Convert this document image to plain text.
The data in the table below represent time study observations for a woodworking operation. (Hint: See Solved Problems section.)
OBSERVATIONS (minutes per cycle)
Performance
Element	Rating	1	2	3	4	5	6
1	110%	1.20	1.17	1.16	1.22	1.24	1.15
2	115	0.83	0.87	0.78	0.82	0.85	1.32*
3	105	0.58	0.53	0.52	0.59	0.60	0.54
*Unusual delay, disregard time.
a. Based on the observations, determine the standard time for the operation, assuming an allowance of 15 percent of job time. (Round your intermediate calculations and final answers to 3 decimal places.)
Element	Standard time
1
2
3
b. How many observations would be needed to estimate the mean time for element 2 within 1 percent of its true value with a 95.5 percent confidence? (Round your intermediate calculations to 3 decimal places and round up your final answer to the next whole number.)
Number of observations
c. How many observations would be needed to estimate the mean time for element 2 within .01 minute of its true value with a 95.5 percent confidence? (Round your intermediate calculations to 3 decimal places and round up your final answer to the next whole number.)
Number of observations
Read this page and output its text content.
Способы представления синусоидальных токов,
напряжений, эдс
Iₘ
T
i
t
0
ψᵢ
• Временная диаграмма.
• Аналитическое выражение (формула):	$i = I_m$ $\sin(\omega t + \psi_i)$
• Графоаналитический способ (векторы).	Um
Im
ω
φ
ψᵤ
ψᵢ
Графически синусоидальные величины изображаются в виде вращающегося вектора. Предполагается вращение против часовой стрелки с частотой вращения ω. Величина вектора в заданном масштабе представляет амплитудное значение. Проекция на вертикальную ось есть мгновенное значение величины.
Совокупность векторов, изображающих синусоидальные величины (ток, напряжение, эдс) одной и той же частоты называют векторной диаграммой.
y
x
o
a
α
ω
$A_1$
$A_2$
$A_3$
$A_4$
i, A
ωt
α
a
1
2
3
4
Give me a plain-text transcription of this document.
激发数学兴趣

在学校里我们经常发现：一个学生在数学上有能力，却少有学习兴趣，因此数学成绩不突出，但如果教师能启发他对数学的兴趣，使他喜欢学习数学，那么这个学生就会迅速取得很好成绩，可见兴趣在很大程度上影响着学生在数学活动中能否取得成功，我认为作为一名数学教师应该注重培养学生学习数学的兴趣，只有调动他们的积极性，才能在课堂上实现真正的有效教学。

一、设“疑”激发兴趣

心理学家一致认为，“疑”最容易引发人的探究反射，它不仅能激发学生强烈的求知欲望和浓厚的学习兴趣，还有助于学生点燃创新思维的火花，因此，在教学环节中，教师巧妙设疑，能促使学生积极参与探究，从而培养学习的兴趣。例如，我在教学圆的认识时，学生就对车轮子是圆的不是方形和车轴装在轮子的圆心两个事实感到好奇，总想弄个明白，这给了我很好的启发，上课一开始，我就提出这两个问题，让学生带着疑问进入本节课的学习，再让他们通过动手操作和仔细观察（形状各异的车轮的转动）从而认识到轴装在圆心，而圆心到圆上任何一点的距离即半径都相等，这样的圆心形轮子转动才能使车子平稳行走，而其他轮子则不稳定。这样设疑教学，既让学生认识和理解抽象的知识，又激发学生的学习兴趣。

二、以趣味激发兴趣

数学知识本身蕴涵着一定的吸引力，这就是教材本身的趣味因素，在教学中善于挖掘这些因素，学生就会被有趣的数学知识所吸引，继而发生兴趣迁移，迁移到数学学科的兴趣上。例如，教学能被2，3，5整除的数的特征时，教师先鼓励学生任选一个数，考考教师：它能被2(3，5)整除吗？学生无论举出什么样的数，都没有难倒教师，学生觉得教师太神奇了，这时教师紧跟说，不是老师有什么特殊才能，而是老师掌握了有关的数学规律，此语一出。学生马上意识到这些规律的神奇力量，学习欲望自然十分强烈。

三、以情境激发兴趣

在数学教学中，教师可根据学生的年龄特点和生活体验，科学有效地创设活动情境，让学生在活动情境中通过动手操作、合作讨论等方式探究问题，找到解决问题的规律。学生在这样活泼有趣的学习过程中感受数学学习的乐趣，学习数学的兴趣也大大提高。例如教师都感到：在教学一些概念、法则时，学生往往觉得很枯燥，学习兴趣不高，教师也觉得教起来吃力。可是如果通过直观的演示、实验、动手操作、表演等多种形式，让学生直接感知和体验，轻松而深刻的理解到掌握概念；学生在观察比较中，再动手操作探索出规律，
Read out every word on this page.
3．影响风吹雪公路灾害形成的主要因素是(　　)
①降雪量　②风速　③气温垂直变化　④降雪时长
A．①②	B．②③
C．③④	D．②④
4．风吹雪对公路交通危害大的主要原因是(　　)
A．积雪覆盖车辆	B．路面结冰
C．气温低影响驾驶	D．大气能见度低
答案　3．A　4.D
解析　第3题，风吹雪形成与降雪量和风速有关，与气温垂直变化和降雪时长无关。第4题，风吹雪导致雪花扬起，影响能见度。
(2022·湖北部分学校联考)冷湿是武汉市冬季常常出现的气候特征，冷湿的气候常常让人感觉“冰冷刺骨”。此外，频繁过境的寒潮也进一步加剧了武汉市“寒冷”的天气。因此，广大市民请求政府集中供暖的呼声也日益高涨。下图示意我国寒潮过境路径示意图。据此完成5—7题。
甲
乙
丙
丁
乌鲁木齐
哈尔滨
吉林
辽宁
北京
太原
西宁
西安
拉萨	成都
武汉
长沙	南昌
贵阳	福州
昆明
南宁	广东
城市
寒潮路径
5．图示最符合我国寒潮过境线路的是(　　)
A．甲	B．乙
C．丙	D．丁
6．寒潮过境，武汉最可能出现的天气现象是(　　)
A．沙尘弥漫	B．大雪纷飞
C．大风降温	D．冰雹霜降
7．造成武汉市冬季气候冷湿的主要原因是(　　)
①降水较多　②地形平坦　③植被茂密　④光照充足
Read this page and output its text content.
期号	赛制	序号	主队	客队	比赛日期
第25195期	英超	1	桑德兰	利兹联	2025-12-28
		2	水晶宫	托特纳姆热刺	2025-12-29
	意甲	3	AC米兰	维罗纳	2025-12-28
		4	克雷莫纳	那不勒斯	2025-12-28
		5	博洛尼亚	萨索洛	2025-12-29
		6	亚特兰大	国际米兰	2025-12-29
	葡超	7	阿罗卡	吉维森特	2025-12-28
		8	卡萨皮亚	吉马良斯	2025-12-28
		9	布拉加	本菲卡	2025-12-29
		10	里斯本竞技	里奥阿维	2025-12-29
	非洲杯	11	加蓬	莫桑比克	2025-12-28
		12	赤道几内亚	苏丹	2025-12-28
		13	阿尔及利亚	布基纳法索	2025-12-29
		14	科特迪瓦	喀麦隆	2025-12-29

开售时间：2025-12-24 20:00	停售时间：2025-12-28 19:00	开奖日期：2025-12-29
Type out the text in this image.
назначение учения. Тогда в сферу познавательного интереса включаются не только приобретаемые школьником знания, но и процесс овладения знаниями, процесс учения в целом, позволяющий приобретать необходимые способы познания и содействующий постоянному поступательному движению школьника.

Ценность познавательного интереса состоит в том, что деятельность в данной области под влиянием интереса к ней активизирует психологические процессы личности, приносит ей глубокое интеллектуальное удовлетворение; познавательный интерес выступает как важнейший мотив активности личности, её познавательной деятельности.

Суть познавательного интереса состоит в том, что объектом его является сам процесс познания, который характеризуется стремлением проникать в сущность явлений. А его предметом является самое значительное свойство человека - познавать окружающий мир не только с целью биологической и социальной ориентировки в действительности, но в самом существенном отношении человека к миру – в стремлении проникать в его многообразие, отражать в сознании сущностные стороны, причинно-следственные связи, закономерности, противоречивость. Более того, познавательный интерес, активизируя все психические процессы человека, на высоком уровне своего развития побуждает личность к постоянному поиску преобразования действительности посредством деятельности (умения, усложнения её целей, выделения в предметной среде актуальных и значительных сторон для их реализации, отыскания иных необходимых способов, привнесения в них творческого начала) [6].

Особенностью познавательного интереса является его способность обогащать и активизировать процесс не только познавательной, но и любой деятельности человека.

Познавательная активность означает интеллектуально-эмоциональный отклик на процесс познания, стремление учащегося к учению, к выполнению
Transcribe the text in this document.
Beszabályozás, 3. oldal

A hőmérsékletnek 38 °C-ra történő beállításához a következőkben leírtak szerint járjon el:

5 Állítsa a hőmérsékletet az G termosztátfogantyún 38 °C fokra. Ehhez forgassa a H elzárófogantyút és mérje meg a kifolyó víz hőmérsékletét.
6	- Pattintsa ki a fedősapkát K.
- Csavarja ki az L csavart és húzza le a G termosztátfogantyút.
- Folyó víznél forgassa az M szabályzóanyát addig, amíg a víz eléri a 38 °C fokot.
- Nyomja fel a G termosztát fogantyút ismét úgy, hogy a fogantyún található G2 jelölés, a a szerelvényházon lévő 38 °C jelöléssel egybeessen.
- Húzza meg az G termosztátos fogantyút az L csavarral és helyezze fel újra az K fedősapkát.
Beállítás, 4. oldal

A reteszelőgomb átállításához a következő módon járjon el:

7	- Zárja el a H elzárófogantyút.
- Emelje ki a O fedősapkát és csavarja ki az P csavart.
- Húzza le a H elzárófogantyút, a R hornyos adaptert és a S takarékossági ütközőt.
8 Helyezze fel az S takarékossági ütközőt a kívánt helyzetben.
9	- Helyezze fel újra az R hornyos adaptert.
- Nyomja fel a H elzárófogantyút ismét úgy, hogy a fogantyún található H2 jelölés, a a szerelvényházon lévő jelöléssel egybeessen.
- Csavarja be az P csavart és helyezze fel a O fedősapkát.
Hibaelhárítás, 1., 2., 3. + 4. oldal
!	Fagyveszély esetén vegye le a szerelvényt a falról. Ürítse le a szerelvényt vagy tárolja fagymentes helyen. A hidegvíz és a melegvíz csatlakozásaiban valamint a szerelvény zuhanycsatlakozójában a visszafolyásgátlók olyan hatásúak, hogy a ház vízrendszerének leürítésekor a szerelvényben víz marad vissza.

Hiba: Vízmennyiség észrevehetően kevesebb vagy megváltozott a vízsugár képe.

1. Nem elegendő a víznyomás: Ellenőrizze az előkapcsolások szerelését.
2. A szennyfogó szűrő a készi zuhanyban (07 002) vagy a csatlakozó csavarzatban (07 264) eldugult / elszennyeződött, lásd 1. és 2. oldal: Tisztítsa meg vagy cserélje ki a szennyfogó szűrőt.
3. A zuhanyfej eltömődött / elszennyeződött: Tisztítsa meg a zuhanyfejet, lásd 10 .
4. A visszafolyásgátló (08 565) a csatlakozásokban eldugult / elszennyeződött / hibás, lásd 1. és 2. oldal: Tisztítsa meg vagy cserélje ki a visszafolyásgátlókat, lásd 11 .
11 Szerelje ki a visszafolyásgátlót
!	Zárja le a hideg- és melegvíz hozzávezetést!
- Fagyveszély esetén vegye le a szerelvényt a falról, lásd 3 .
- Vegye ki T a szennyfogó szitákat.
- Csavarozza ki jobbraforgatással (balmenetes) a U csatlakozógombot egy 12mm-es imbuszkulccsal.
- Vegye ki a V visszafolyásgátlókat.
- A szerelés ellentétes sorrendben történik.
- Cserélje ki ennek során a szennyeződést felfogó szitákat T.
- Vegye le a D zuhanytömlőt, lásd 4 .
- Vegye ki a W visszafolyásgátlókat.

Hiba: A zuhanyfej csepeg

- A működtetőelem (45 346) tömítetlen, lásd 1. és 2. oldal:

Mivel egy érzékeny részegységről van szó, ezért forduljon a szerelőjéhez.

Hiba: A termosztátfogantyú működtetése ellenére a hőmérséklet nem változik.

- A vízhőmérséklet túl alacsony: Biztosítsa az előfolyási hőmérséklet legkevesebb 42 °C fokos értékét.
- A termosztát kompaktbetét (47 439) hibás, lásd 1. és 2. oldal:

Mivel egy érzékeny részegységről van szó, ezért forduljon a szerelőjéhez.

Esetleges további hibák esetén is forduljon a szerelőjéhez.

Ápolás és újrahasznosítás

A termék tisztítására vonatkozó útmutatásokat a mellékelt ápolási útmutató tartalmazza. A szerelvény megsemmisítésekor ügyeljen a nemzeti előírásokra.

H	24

## [To be done]
Gather each line that holds "confidence".

## [Reply to the exercise]
b. How many observations would be needed to estimate the mean time for element 2 within 1 percent of its true value with a 95.5 percent confidence? (Round your intermediate calculations to 3 decimal places and round up your final answer to the next whole number.)
c. How many observations would be needed to estimate the mean time for element 2 within .01 minute of its true value with a 95.5 percent confidence? (Round your intermediate calculations to 3 decimal places and round up your final answer to the next whole number.)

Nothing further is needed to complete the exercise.